What you will do — For the listing underneath, give the count of lines containing the string "suljetut" and nothing further.

Data provided —
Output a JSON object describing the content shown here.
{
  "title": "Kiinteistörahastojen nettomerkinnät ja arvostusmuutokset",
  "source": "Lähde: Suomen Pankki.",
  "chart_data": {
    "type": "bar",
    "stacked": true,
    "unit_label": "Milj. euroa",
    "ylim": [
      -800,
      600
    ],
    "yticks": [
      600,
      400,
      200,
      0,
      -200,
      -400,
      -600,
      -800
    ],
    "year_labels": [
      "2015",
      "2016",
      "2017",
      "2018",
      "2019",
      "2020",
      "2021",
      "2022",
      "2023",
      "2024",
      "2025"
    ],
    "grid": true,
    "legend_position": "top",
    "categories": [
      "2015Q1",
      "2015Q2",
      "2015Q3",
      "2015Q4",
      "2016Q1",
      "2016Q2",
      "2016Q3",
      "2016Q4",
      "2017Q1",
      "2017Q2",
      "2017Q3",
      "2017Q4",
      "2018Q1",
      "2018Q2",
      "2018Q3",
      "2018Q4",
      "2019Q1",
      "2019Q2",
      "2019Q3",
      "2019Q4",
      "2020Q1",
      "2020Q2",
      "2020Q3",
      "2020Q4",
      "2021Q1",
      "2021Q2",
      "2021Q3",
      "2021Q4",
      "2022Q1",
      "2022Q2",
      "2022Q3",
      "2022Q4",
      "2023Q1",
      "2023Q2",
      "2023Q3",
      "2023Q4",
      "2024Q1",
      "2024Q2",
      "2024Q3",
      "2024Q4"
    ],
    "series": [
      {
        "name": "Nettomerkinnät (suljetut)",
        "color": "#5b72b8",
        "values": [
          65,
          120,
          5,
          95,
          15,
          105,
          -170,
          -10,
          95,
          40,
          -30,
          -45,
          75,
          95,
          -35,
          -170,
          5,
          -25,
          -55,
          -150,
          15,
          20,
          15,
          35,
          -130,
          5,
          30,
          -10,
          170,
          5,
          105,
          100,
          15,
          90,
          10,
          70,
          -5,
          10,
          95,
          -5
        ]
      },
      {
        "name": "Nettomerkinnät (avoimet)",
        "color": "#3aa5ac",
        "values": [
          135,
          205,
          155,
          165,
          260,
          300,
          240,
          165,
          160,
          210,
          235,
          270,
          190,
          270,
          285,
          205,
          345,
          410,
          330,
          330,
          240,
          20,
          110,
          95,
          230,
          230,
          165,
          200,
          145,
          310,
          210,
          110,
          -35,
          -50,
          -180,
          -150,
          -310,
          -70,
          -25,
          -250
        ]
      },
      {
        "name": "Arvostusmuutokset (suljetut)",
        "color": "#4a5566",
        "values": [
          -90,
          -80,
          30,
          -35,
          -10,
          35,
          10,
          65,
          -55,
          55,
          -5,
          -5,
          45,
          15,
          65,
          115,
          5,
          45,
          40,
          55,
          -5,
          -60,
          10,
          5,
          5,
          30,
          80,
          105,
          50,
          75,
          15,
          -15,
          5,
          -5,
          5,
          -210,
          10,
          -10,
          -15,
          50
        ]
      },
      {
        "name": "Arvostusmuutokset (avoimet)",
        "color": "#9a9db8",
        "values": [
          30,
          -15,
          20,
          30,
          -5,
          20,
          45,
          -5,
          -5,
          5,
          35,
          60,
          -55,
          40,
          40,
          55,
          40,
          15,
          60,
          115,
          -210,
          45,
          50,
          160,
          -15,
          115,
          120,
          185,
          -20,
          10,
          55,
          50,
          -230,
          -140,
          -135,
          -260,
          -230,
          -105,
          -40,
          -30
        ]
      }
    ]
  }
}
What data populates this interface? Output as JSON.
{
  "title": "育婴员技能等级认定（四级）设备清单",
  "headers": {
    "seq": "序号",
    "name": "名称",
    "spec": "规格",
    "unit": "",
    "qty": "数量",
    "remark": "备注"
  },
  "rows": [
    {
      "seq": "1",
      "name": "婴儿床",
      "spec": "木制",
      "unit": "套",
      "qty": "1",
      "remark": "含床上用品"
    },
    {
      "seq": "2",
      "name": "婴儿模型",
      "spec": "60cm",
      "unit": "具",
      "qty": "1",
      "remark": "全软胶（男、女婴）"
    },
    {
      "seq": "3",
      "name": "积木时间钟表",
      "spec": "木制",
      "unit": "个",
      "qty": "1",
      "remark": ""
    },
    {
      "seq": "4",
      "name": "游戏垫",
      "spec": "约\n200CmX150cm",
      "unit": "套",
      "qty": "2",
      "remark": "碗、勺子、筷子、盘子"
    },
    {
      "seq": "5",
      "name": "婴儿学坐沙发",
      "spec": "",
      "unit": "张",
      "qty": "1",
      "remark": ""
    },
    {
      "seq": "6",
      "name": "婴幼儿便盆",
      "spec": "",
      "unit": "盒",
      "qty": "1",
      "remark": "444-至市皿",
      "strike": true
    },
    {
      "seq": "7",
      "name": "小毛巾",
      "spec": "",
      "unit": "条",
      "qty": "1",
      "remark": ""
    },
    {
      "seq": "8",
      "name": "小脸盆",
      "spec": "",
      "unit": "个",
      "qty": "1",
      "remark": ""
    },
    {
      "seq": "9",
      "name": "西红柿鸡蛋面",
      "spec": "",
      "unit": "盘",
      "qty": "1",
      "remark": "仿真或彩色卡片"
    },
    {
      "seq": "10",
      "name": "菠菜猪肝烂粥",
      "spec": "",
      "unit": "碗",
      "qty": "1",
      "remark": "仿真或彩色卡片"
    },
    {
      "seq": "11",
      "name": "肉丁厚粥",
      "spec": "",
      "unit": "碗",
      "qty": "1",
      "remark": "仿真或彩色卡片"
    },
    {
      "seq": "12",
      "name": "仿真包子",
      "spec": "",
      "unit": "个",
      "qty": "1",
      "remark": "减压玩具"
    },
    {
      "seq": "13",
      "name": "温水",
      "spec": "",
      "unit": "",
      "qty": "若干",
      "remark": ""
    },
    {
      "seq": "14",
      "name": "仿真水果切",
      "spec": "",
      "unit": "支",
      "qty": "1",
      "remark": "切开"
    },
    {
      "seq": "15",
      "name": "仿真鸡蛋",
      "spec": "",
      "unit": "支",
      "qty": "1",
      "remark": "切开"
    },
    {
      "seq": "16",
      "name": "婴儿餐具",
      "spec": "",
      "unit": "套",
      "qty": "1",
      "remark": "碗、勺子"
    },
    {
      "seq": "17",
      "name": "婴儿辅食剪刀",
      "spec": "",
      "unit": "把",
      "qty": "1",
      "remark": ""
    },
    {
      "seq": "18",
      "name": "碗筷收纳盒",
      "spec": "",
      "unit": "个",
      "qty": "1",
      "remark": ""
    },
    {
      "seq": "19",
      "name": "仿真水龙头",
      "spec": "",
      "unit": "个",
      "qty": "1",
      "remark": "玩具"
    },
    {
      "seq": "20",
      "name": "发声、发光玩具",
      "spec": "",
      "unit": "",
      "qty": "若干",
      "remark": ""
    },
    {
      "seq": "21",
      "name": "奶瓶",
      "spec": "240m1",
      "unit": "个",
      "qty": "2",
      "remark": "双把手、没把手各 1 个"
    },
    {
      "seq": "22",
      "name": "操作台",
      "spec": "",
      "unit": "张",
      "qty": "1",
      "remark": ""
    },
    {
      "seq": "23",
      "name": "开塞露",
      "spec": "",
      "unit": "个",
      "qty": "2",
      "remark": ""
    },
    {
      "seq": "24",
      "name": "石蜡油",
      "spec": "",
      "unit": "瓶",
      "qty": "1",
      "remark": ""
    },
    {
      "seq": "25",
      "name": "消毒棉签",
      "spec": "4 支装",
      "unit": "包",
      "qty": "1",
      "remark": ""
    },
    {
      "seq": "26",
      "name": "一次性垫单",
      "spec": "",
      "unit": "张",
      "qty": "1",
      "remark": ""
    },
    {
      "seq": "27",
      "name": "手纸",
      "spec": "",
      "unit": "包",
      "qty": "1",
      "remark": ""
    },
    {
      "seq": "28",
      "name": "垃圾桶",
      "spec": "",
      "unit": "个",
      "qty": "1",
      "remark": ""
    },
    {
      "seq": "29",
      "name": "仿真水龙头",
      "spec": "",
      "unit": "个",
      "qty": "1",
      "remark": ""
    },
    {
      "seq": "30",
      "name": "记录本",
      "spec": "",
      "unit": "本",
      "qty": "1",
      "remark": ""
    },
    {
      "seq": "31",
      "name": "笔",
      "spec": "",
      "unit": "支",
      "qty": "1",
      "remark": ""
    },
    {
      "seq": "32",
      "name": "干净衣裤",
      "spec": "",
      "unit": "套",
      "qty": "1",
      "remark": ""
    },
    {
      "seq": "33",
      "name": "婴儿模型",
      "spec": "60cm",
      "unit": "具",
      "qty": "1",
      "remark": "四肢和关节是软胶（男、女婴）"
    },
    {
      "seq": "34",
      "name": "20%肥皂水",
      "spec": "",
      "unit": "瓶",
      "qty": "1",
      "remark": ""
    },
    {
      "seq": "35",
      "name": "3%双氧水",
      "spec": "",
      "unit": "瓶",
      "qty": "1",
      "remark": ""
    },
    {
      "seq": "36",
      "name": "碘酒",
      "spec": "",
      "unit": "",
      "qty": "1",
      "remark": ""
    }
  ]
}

The answer — 2